──────── Data shown ────────

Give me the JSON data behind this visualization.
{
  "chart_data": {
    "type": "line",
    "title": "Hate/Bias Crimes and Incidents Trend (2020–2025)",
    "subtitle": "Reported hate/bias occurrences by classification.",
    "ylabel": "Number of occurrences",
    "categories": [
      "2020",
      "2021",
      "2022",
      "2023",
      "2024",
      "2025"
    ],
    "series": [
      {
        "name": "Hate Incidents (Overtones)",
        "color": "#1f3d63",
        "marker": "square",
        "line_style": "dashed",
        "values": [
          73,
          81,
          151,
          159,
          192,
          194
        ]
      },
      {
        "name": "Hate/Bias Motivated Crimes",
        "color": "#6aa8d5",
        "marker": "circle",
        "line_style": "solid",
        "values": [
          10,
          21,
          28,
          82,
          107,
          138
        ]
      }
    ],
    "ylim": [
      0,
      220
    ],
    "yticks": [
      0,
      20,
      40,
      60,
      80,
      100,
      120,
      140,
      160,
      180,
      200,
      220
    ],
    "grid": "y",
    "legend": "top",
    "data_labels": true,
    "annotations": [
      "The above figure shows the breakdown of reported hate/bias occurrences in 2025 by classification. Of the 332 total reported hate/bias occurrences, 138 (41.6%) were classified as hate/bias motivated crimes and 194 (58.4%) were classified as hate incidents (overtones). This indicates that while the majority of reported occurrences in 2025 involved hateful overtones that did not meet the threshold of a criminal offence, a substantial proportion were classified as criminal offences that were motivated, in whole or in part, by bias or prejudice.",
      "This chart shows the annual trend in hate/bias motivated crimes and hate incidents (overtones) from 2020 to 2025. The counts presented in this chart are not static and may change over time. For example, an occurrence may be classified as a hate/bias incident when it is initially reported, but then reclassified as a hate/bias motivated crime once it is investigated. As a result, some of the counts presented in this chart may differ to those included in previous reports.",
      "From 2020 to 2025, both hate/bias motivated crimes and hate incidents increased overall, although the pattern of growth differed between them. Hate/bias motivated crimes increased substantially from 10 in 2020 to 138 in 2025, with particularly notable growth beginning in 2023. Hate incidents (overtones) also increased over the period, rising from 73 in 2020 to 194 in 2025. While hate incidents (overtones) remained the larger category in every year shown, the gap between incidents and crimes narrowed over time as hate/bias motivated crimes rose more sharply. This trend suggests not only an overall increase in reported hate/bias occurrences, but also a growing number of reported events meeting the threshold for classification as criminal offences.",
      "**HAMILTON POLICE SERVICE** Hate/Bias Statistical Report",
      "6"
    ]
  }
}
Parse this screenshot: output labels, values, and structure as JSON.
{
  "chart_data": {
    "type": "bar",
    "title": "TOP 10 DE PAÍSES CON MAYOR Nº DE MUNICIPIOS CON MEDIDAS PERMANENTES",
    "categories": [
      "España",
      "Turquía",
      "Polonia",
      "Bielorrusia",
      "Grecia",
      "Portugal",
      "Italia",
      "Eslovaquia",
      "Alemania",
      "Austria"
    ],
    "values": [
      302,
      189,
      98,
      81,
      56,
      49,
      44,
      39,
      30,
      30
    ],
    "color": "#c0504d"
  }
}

────────

Set problem: Retype the listing above in full, with no alterations.

Answer to the task:
Give me the JSON data behind this visualization.
{
  "chart_data": {
    "type": "line",
    "title": "Hate/Bias Crimes and Incidents Trend (2020–2025)",
    "subtitle": "Reported hate/bias occurrences by classification.",
    "ylabel": "Number of occurrences",
    "categories": [
      "2020",
      "2021",
      "2022",
      "2023",
      "2024",
      "2025"
    ],
    "series": [
      {
        "name": "Hate Incidents (Overtones)",
        "color": "#1f3d63",
        "marker": "square",
        "line_style": "dashed",
        "values": [
          73,
          81,
          151,
          159,
          192,
          194
        ]
      },
      {
        "name": "Hate/Bias Motivated Crimes",
        "color": "#6aa8d5",
        "marker": "circle",
        "line_style": "solid",
        "values": [
          10,
          21,
          28,
          82,
          107,
          138
        ]
      }
    ],
    "ylim": [
      0,
      220
    ],
    "yticks": [
      0,
      20,
      40,
      60,
      80,
      100,
      120,
      140,
      160,
      180,
      200,
      220
    ],
    "grid": "y",
    "legend": "top",
    "data_labels": true,
    "annotations": [
      "The above figure shows the breakdown of reported hate/bias occurrences in 2025 by classification. Of the 332 total reported hate/bias occurrences, 138 (41.6%) were classified as hate/bias motivated crimes and 194 (58.4%) were classified as hate incidents (overtones). This indicates that while the majority of reported occurrences in 2025 involved hateful overtones that did not meet the threshold of a criminal offence, a substantial proportion were classified as criminal offences that were motivated, in whole or in part, by bias or prejudice.",
      "This chart shows the annual trend in hate/bias motivated crimes and hate incidents (overtones) from 2020 to 2025. The counts presented in this chart are not static and may change over time. For example, an occurrence may be classified as a hate/bias incident when it is initially reported, but then reclassified as a hate/bias motivated crime once it is investigated. As a result, some of the counts presented in this chart may differ to those included in previous reports.",
      "From 2020 to 2025, both hate/bias motivated crimes and hate incidents increased overall, although the pattern of growth differed between them. Hate/bias motivated crimes increased substantially from 10 in 2020 to 138 in 2025, with particularly notable growth beginning in 2023. Hate incidents (overtones) also increased over the period, rising from 73 in 2020 to 194 in 2025. While hate incidents (overtones) remained the larger category in every year shown, the gap between incidents and crimes narrowed over time as hate/bias motivated crimes rose more sharply. This trend suggests not only an overall increase in reported hate/bias occurrences, but also a growing number of reported events meeting the threshold for classification as criminal offences.",
      "**HAMILTON POLICE SERVICE** Hate/Bias Statistical Report",
      "6"
    ]
  }
}
Parse this screenshot: output labels, values, and structure as JSON.
{
  "chart_data": {
    "type": "bar",
    "title": "TOP 10 DE PAÍSES CON MAYOR Nº DE MUNICIPIOS CON MEDIDAS PERMANENTES",
    "categories": [
      "España",
      "Turquía",
      "Polonia",
      "Bielorrusia",
      "Grecia",
      "Portugal",
      "Italia",
      "Eslovaquia",
      "Alemania",
      "Austria"
    ],
    "values": [
      302,
      189,
      98,
      81,
      56,
      49,
      44,
      39,
      30,
      30
    ],
    "color": "#c0504d"
  }
}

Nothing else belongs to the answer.